**Supplied passage:**
+-------+
High availability

High availability

We’ve had a lot of success applying the principles and practices of the Advanced Distributed Systems Design course into our project and Udi Dahan asked if I could shed some more light on how things played out for us, so here it is.

First of all, I wasn’t the only one who worked on this project – credit must also go to Sander Kooij and Maarten Vermeulen. Although I was the architect envisioning the solution, these guys were the ones that actually made it happen in code.

We work at Tellus, a global leader in lead generation. With current offices in Rotterdam, Los Angeles, London, Berlin and Sydney, Tellus serves over 100 countries and 10,000 businesses that depend on us to provide them high quality and high volume leads, no matter where or what industry.

Legacy

When we started out, we had to face quite a lot of legacy code. And if that wasn’t enough, that code depended on one of the worst legacy databases I’ve ever seen. A lot of Udi Dahan’s training is about dealing with and preventing coupling. For us, this legacy database was really where all the coupling was.

For a long, long time I believed the only way to get rid of that coupling was to start from scratch – a rewrite. This would be done by iteratively and incrementally building out features, releasing them, and improving from there. Eventually we’d get up to the point where we could remove the old legacy system. This path would’ve taken several developers at least a year of work, without any guarantees of success.

It was not until I’d taken Udi Dahan’s course that I realized there were other ways. Udi describes a phased approach to restructuring old legacy code piece by piece while building out new and better designed components alongside them in a loosely coupled manner, all the while keeping the system still working.

I don’t want to make it sound easy. It was a long and hard process for us, but I’m convinced it was the better choice. This is why I was especially proud of our first major release. I am still working out better ways to manage our future transitions though, and digging into things like how much of what kind of documentation will be necessary and sufficient.

Maintainability

The current codebase is much more maintainable, being built of smaller modules that follow the Single Responsibility Principle, although what we’ve got goes much farther than that.

One of the problems Udi talks about in the course is hidden coupling between modules that talk to the same database. We really felt this pain in the legacy system where changing one part of it often ended up breaking other parts in totally unexpected ways.

I’m happy to say that we now have truly autonomous modules that each depend on their own database schema only, interacting with each other via publish/subscribe patterns. These “Business Components” enable us to modify and maintain each of them independently knowing that the chance of breaking code somewhere else is practically nonexistent.

There’s no way we could have achieved this with the traditional layered service approach.

View Models and Events

One of the ways we had originally dealt with the deadlocks and performance issues plaguing our main database was by having stored procedures extract, transform, and load data to a different database – a “kind of” view model. While this helped a bit, we couldn’t run this process more than once a day as it took so long and hit the database quite hard. Unfortunately, this solution didn’t work that well for data that needed to be very fresh, like the customer data in our system.
+-------+
**Provided material:**

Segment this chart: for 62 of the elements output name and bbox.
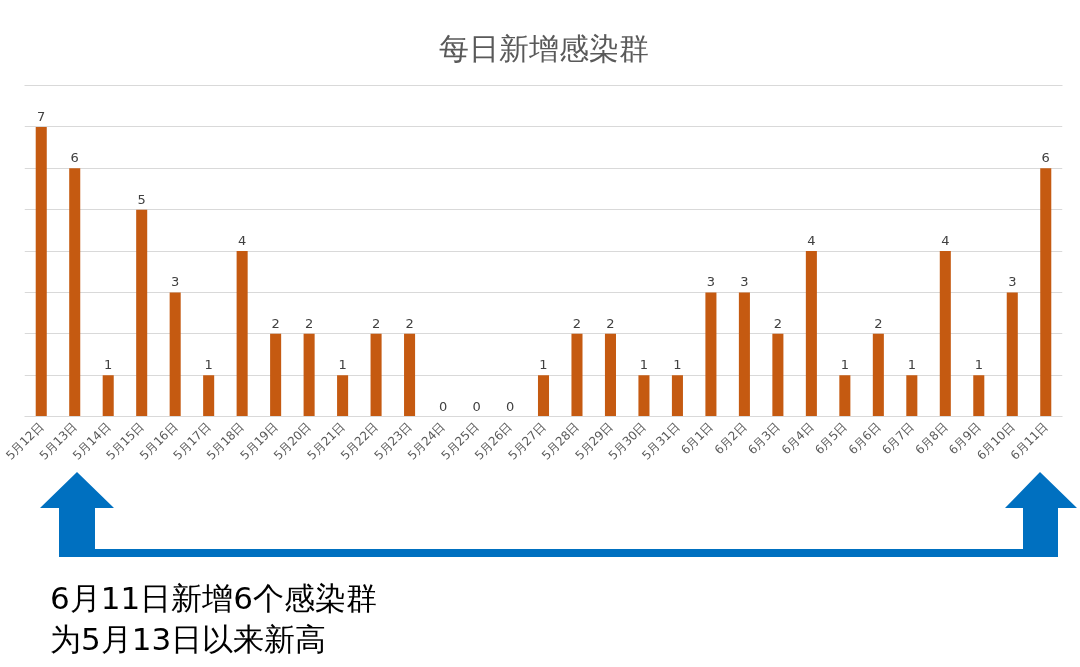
+-------+
**Your tasks:**
1 – Answer these questions about the high availability article, one line each:
(a) Besides the author, who worked on the project?
(b) How many countries does Tellus serve?
(c) At most how often could the stored-procedure process that loaded data into the "kind of" view model be run?
2 – Name every city where the high availability article says Tellus currently has an office.
3 – Write the next part of the high availability article, picking up after its final sentence.

**Task-by-task outputs:**
1 –
(a) Sander Kooij and Maarten Vermeulen
(b) Over 100 countries
(c) Once a day

2 – Rotterdam, Los Angeles, London, Berlin, Sydney

3 –
For this reason, we avoided this kind of database-centric solution in the new components being built and made much deeper use of messaging and publish/subscribe patterns. It did take some time to make the transition, but we’re now seeing components publishing events even as they process other events received from different components – the kinds of “event cascades” Udi describes in his course.

Fast System Upgrades

Our original design had a component receiving events via publish/subscribe regarding a status update of our customers. When we deployed this to our test environment, the results were blazing fast and worked like a charm so I thought we could take things another step further.

Udi Dahan talks about the fallacy of centralization in the course and it really resonated with me. I realized we didn’t need to centralize this functionality just on the back-end server, so long as we had our deployment story organized.

What we did was to take the component deployed to the back-end and make it a part of our front-end web servers as well, enabling much earlier updates than before and a much better user experience. The really amazing thing was that we didn’t have to make any code changes for this – only our deployment scripts, and just like that we had it live on 24 web servers!

Watching this in action really put the daily legacy view-model update to shame and really proved to our business stakeholders the value of our approach. The publish/subscribe capabilities of NServiceBus really paid off here.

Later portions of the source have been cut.